### Work instructions
Identify each line holding the string "thực" and copy it.

### Records for the task
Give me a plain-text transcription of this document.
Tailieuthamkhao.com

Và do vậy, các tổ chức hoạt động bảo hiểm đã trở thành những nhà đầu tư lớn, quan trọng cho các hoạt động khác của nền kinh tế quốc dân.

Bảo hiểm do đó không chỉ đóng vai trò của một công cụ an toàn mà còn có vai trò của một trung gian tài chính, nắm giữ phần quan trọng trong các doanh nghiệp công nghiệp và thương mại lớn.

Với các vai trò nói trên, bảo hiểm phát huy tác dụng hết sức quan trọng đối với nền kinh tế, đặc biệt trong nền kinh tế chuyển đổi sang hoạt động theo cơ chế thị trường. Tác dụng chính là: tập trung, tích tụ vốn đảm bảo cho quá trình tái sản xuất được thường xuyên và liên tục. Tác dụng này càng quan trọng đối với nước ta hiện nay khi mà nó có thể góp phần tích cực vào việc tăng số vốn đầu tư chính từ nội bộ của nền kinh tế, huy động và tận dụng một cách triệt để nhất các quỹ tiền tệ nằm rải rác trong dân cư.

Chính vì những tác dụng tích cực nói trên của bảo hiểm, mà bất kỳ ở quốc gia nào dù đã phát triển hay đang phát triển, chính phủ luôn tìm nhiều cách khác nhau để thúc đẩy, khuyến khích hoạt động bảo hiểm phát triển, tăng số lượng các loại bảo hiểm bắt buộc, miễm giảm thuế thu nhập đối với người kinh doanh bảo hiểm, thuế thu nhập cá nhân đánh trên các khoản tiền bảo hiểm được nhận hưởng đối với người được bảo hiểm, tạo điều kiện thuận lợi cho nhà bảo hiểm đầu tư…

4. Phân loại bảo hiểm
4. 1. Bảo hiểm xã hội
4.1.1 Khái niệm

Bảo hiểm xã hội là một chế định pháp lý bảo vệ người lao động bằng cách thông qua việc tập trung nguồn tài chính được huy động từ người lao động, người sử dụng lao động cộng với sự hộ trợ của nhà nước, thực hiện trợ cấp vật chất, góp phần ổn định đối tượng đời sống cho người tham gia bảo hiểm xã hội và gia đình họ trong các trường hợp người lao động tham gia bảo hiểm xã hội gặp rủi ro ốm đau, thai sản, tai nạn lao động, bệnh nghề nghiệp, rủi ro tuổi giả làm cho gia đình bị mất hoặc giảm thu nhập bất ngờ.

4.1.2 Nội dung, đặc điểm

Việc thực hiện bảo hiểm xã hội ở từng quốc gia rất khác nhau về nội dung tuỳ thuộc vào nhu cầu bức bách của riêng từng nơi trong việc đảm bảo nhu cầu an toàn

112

### Exercise result
Bảo hiểm xã hội là một chế định pháp lý bảo vệ người lao động bằng cách thông qua việc tập trung nguồn tài chính được huy động từ người lao động, người sử dụng lao động cộng với sự hộ trợ của nhà nước, thực hiện trợ cấp vật chất, góp phần ổn định đối tượng đời sống cho người tham gia bảo hiểm xã hội và gia đình họ trong các trường hợp người lao động tham gia bảo hiểm xã hội gặp rủi ro ốm đau, thai sản, tai nạn lao động, bệnh nghề nghiệp, rủi ro tuổi giả làm cho gia đình bị mất hoặc giảm thu nhập bất ngờ.
Việc thực hiện bảo hiểm xã hội ở từng quốc gia rất khác nhau về nội dung tuỳ thuộc vào nhu cầu bức bách của riêng từng nơi trong việc đảm bảo nhu cầu an toàn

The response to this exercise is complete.